[Supplied material Boundary: Start]

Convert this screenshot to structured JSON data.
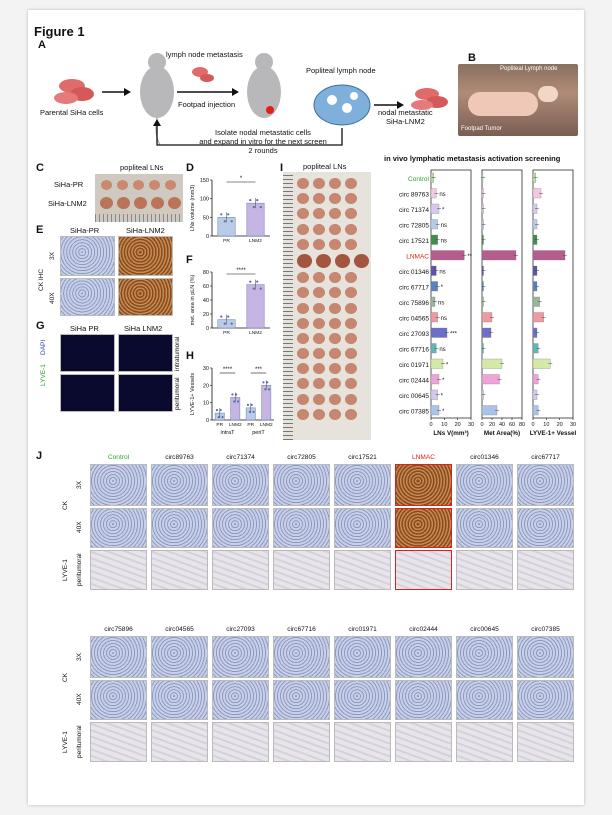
{
  "figure": {
    "title": "Figure 1",
    "panel_labels": [
      "A",
      "B",
      "C",
      "D",
      "E",
      "F",
      "G",
      "H",
      "I",
      "J"
    ]
  },
  "panelA": {
    "lymph_node_metastasis": "lymph node metastasis",
    "popliteal_lymph_node": "Popliteal lymph node",
    "parental": "Parental SiHa cells",
    "footpad": "Footpad injection",
    "nodal": "nodal metastatic",
    "nodal2": "SiHa-LNM2",
    "isolate1": "Isolate nodal metastatic cells",
    "isolate2": "and expand in vitro for the next screen",
    "isolate3": "2 rounds"
  },
  "panelB": {
    "popliteal": "Popliteal Lymph node",
    "footpad_tumor": "Footpad Tumor"
  },
  "panelC": {
    "title": "popliteal LNs",
    "row1": "SiHa-PR",
    "row2": "SiHa-LNM2"
  },
  "panelE": {
    "col1": "SiHa-PR",
    "col2": "SiHa-LNM2",
    "row1": "3X",
    "row2": "40X",
    "side": "CK IHC"
  },
  "panelG": {
    "col1": "SiHa PR",
    "col2": "SiHa LNM2",
    "row1": "intratumoral",
    "row2": "peritumoral",
    "side_lyve": "LYVE-1",
    "side_dapi": "DAPI"
  },
  "panelI": {
    "photo_title": "popliteal LNs",
    "screen_title": "in vivo lymphatic metastasis activation screening"
  },
  "panelJ": {
    "row1_labels": [
      "Control",
      "circ89763",
      "circ71374",
      "circ72805",
      "circ17521",
      "LNMAC",
      "circ01346",
      "circ67717"
    ],
    "row2_labels": [
      "circ75896",
      "circ04565",
      "circ27093",
      "circ67716",
      "circ01971",
      "circ02444",
      "circ00645",
      "circ07385"
    ],
    "mag1": "3X",
    "mag2": "40X",
    "ck": "CK",
    "lyve": "LYVE-1",
    "peri": "peritumoral"
  },
  "colors": {
    "purple": "#b79fd9",
    "blue_bar": "#b8cce8",
    "red": "#e0201b",
    "green": "#2aa52e"
  },
  "chart_data": [
    {
      "id": "D",
      "type": "bar",
      "categories": [
        "PR",
        "LNM2"
      ],
      "values": [
        50,
        88
      ],
      "ylabel": "LNs volume (mm3)",
      "ylim": [
        0,
        150
      ],
      "yticks": [
        0,
        50,
        100,
        150
      ],
      "significance": "*",
      "colors": [
        "#b8cce8",
        "#c6b4e3"
      ]
    },
    {
      "id": "F",
      "type": "bar",
      "categories": [
        "PR",
        "LNM2"
      ],
      "values": [
        12,
        62
      ],
      "ylabel": "met. area in pLN (%)",
      "ylim": [
        0,
        80
      ],
      "yticks": [
        0,
        20,
        40,
        60,
        80
      ],
      "significance": "****",
      "colors": [
        "#b8cce8",
        "#c6b4e3"
      ]
    },
    {
      "id": "H",
      "type": "bar",
      "categories": [
        "PR",
        "LNM2",
        "PR",
        "LNM2"
      ],
      "groups": [
        "intraT",
        "periT"
      ],
      "values": [
        4,
        13,
        7,
        20
      ],
      "ylabel": "LYVE-1+ Vessels",
      "ylim": [
        0,
        30
      ],
      "yticks": [
        0,
        10,
        20,
        30
      ],
      "significance": [
        "****",
        "***"
      ],
      "colors": [
        "#b8cce8",
        "#c6b4e3",
        "#b8cce8",
        "#c6b4e3"
      ]
    },
    {
      "id": "I",
      "type": "bar",
      "orientation": "horizontal",
      "title": "in vivo lymphatic metastasis activation screening",
      "categories": [
        "Control",
        "circ 89763",
        "circ 71374",
        "circ 72805",
        "circ 17521",
        "LNMAC",
        "circ 01346",
        "circ 67717",
        "circ 75896",
        "circ 04565",
        "circ 27093",
        "circ 67716",
        "circ 01971",
        "circ 02444",
        "circ 00645",
        "circ 07385"
      ],
      "significance": [
        "",
        "ns",
        "*",
        "ns",
        "ns",
        "**",
        "ns",
        "*",
        "ns",
        "ns",
        "***",
        "ns",
        "*",
        "*",
        "*",
        "*"
      ],
      "bar_colors": [
        "#b5dfa0",
        "#f3c7e6",
        "#d6c8ef",
        "#b8cce8",
        "#3e8f4e",
        "#b55d8e",
        "#5a55a6",
        "#5a83c2",
        "#9ab79a",
        "#ee9aa0",
        "#6c6ec7",
        "#5fb7b6",
        "#d4e9a7",
        "#efa3d7",
        "#d6c8ef",
        "#a9c4e8"
      ],
      "panels": [
        {
          "xlabel": "LNs V(mm³)",
          "xlim": [
            0,
            30
          ],
          "xticks": [
            0,
            10,
            20,
            30
          ],
          "values": [
            2,
            4,
            6,
            5,
            5,
            25,
            4,
            5,
            3,
            5,
            12,
            4,
            9,
            6,
            5,
            6
          ]
        },
        {
          "xlabel": "Met Area(%)",
          "xlim": [
            0,
            80
          ],
          "xticks": [
            0,
            20,
            40,
            60,
            80
          ],
          "values": [
            2,
            3,
            3,
            3,
            3,
            68,
            3,
            3,
            3,
            20,
            18,
            3,
            40,
            35,
            3,
            30
          ]
        },
        {
          "xlabel": "LYVE-1+ Vessel",
          "xlim": [
            0,
            30
          ],
          "xticks": [
            0,
            10,
            20,
            30
          ],
          "values": [
            2,
            6,
            3,
            3,
            3,
            24,
            3,
            3,
            5,
            8,
            3,
            4,
            13,
            4,
            3,
            4
          ]
        }
      ]
    }
  ]
}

[Supplied material Boundary: End]

Exercise instructions: When you repeat the data, keep every line exact and drop the images.

Solved problem:
Convert this screenshot to structured JSON data.
{
  "figure": {
    "title": "Figure 1",
    "panel_labels": [
      "A",
      "B",
      "C",
      "D",
      "E",
      "F",
      "G",
      "H",
      "I",
      "J"
    ]
  },
  "panelA": {
    "lymph_node_metastasis": "lymph node metastasis",
    "popliteal_lymph_node": "Popliteal lymph node",
    "parental": "Parental SiHa cells",
    "footpad": "Footpad injection",
    "nodal": "nodal metastatic",
    "nodal2": "SiHa-LNM2",
    "isolate1": "Isolate nodal metastatic cells",
    "isolate2": "and expand in vitro for the next screen",
    "isolate3": "2 rounds"
  },
  "panelB": {
    "popliteal": "Popliteal Lymph node",
    "footpad_tumor": "Footpad Tumor"
  },
  "panelC": {
    "title": "popliteal LNs",
    "row1": "SiHa-PR",
    "row2": "SiHa-LNM2"
  },
  "panelE": {
    "col1": "SiHa-PR",
    "col2": "SiHa-LNM2",
    "row1": "3X",
    "row2": "40X",
    "side": "CK IHC"
  },
  "panelG": {
    "col1": "SiHa PR",
    "col2": "SiHa LNM2",
    "row1": "intratumoral",
    "row2": "peritumoral",
    "side_lyve": "LYVE-1",
    "side_dapi": "DAPI"
  },
  "panelI": {
    "photo_title": "popliteal LNs",
    "screen_title": "in vivo lymphatic metastasis activation screening"
  },
  "panelJ": {
    "row1_labels": [
      "Control",
      "circ89763",
      "circ71374",
      "circ72805",
      "circ17521",
      "LNMAC",
      "circ01346",
      "circ67717"
    ],
    "row2_labels": [
      "circ75896",
      "circ04565",
      "circ27093",
      "circ67716",
      "circ01971",
      "circ02444",
      "circ00645",
      "circ07385"
    ],
    "mag1": "3X",
    "mag2": "40X",
    "ck": "CK",
    "lyve": "LYVE-1",
    "peri": "peritumoral"
  },
  "colors": {
    "purple": "#b79fd9",
    "blue_bar": "#b8cce8",
    "red": "#e0201b",
    "green": "#2aa52e"
  },
  "chart_data": [
    {
      "id": "D",
      "type": "bar",
      "categories": [
        "PR",
        "LNM2"
      ],
      "values": [
        50,
        88
      ],
      "ylabel": "LNs volume (mm3)",
      "ylim": [
        0,
        150
      ],
      "yticks": [
        0,
        50,
        100,
        150
      ],
      "significance": "*",
      "colors": [
        "#b8cce8",
        "#c6b4e3"
      ]
    },
    {
      "id": "F",
      "type": "bar",
      "categories": [
        "PR",
        "LNM2"
      ],
      "values": [
        12,
        62
      ],
      "ylabel": "met. area in pLN (%)",
      "ylim": [
        0,
        80
      ],
      "yticks": [
        0,
        20,
        40,
        60,
        80
      ],
      "significance": "****",
      "colors": [
        "#b8cce8",
        "#c6b4e3"
      ]
    },
    {
      "id": "H",
      "type": "bar",
      "categories": [
        "PR",
        "LNM2",
        "PR",
        "LNM2"
      ],
      "groups": [
        "intraT",
        "periT"
      ],
      "values": [
        4,
        13,
        7,
        20
      ],
      "ylabel": "LYVE-1+ Vessels",
      "ylim": [
        0,
        30
      ],
      "yticks": [
        0,
        10,
        20,
        30
      ],
      "significance": [
        "****",
        "***"
      ],
      "colors": [
        "#b8cce8",
        "#c6b4e3",
        "#b8cce8",
        "#c6b4e3"
      ]
    },
    {
      "id": "I",
      "type": "bar",
      "orientation": "horizontal",
      "title": "in vivo lymphatic metastasis activation screening",
      "categories": [
        "Control",
        "circ 89763",
        "circ 71374",
        "circ 72805",
        "circ 17521",
        "LNMAC",
        "circ 01346",
        "circ 67717",
        "circ 75896",
        "circ 04565",
        "circ 27093",
        "circ 67716",
        "circ 01971",
        "circ 02444",
        "circ 00645",
        "circ 07385"
      ],
      "significance": [
        "",
        "ns",
        "*",
        "ns",
        "ns",
        "**",
        "ns",
        "*",
        "ns",
        "ns",
        "***",
        "ns",
        "*",
        "*",
        "*",
        "*"
      ],
      "bar_colors": [
        "#b5dfa0",
        "#f3c7e6",
        "#d6c8ef",
        "#b8cce8",
        "#3e8f4e",
        "#b55d8e",
        "#5a55a6",
        "#5a83c2",
        "#9ab79a",
        "#ee9aa0",
        "#6c6ec7",
        "#5fb7b6",
        "#d4e9a7",
        "#efa3d7",
        "#d6c8ef",
        "#a9c4e8"
      ],
      "panels": [
        {
          "xlabel": "LNs V(mm³)",
          "xlim": [
            0,
            30
          ],
          "xticks": [
            0,
            10,
            20,
            30
          ],
          "values": [
            2,
            4,
            6,
            5,
            5,
            25,
            4,
            5,
            3,
            5,
            12,
            4,
            9,
            6,
            5,
            6
          ]
        },
        {
          "xlabel": "Met Area(%)",
          "xlim": [
            0,
            80
          ],
          "xticks": [
            0,
            20,
            40,
            60,
            80
          ],
          "values": [
            2,
            3,
            3,
            3,
            3,
            68,
            3,
            3,
            3,
            20,
            18,
            3,
            40,
            35,
            3,
            30
          ]
        },
        {
          "xlabel": "LYVE-1+ Vessel",
          "xlim": [
            0,
            30
          ],
          "xticks": [
            0,
            10,
            20,
            30
          ],
          "values": [
            2,
            6,
            3,
            3,
            3,
            24,
            3,
            3,
            5,
            8,
            3,
            4,
            13,
            4,
            3,
            4
          ]
        }
      ]
    }
  ]
}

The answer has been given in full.